■ Data lines ■
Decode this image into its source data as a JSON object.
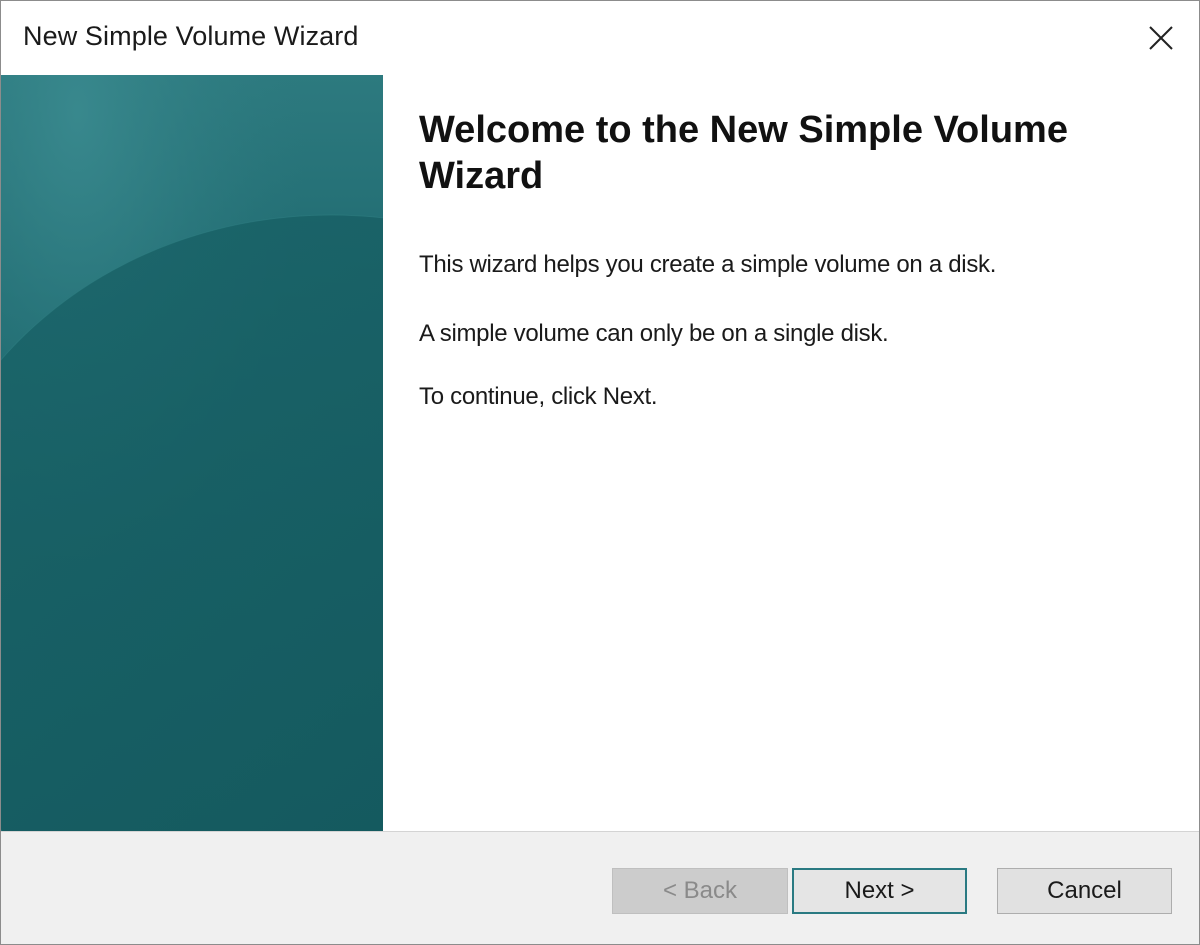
{
  "window": {
    "title": "New Simple Volume Wizard"
  },
  "icons": {
    "close": "close-icon"
  },
  "content": {
    "heading": "Welcome to the New Simple Volume Wizard",
    "paragraphs": [
      "This wizard helps you create a simple volume on a disk.",
      "A simple volume can only be on a single disk.",
      "To continue, click Next."
    ]
  },
  "buttons": {
    "back": "< Back",
    "next": "Next >",
    "cancel": "Cancel"
  },
  "colors": {
    "side_panel": "#1f6a70",
    "default_button_border": "#2a7a82"
  }
}
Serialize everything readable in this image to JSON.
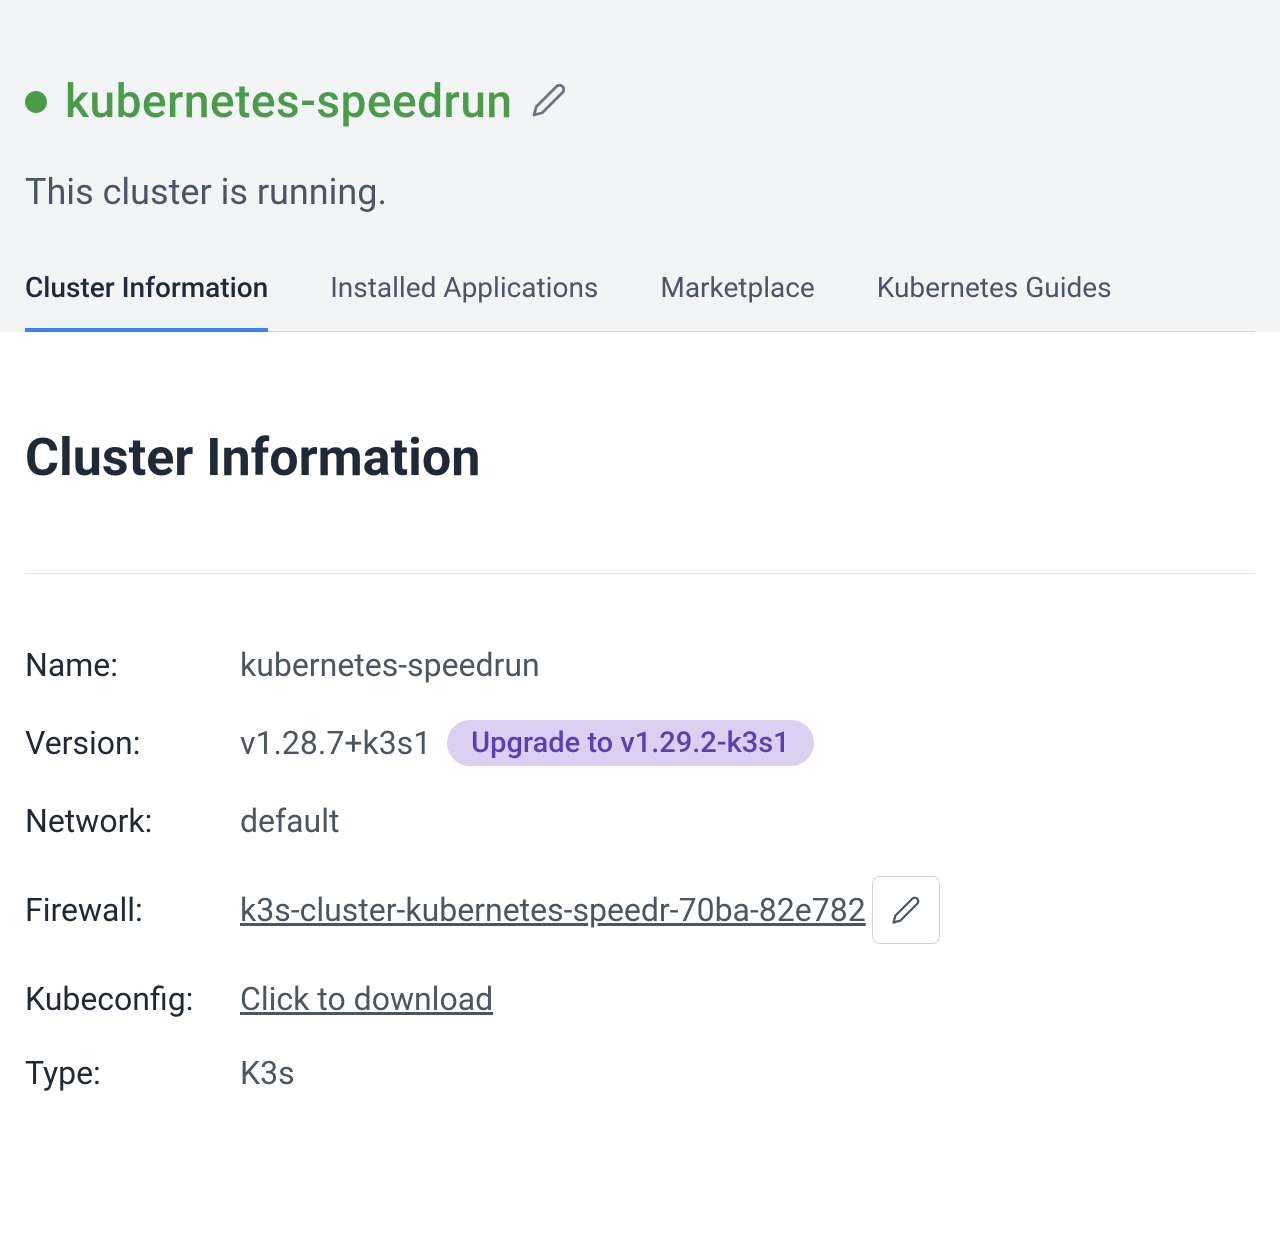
{
  "header": {
    "cluster_name": "kubernetes-speedrun",
    "status_text": "This cluster is running."
  },
  "tabs": [
    {
      "label": "Cluster Information",
      "active": true
    },
    {
      "label": "Installed Applications",
      "active": false
    },
    {
      "label": "Marketplace",
      "active": false
    },
    {
      "label": "Kubernetes Guides",
      "active": false
    }
  ],
  "section": {
    "heading": "Cluster Information"
  },
  "info": {
    "name_label": "Name:",
    "name_value": "kubernetes-speedrun",
    "version_label": "Version:",
    "version_value": "v1.28.7+k3s1",
    "upgrade_badge": "Upgrade to v1.29.2-k3s1",
    "network_label": "Network:",
    "network_value": "default",
    "firewall_label": "Firewall:",
    "firewall_value": "k3s-cluster-kubernetes-speedr-70ba-82e782",
    "kubeconfig_label": "Kubeconfig:",
    "kubeconfig_value": "Click to download",
    "type_label": "Type:",
    "type_value": "K3s"
  }
}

■ Task instructions ■
Write the listing above out again exactly, dropping each image.

■ Problem solution ■
Decode this image into its source data as a JSON object.
{
  "window": {
    "title": "New Simple Volume Wizard"
  },
  "icons": {
    "close": "close-icon"
  },
  "content": {
    "heading": "Welcome to the New Simple Volume Wizard",
    "paragraphs": [
      "This wizard helps you create a simple volume on a disk.",
      "A simple volume can only be on a single disk.",
      "To continue, click Next."
    ]
  },
  "buttons": {
    "back": "< Back",
    "next": "Next >",
    "cancel": "Cancel"
  },
  "colors": {
    "side_panel": "#1f6a70",
    "default_button_border": "#2a7a82"
  }
}
Serialize everything readable in this image to JSON.
{
  "header": {
    "cluster_name": "kubernetes-speedrun",
    "status_text": "This cluster is running."
  },
  "tabs": [
    {
      "label": "Cluster Information",
      "active": true
    },
    {
      "label": "Installed Applications",
      "active": false
    },
    {
      "label": "Marketplace",
      "active": false
    },
    {
      "label": "Kubernetes Guides",
      "active": false
    }
  ],
  "section": {
    "heading": "Cluster Information"
  },
  "info": {
    "name_label": "Name:",
    "name_value": "kubernetes-speedrun",
    "version_label": "Version:",
    "version_value": "v1.28.7+k3s1",
    "upgrade_badge": "Upgrade to v1.29.2-k3s1",
    "network_label": "Network:",
    "network_value": "default",
    "firewall_label": "Firewall:",
    "firewall_value": "k3s-cluster-kubernetes-speedr-70ba-82e782",
    "kubeconfig_label": "Kubeconfig:",
    "kubeconfig_value": "Click to download",
    "type_label": "Type:",
    "type_value": "K3s"
  }
}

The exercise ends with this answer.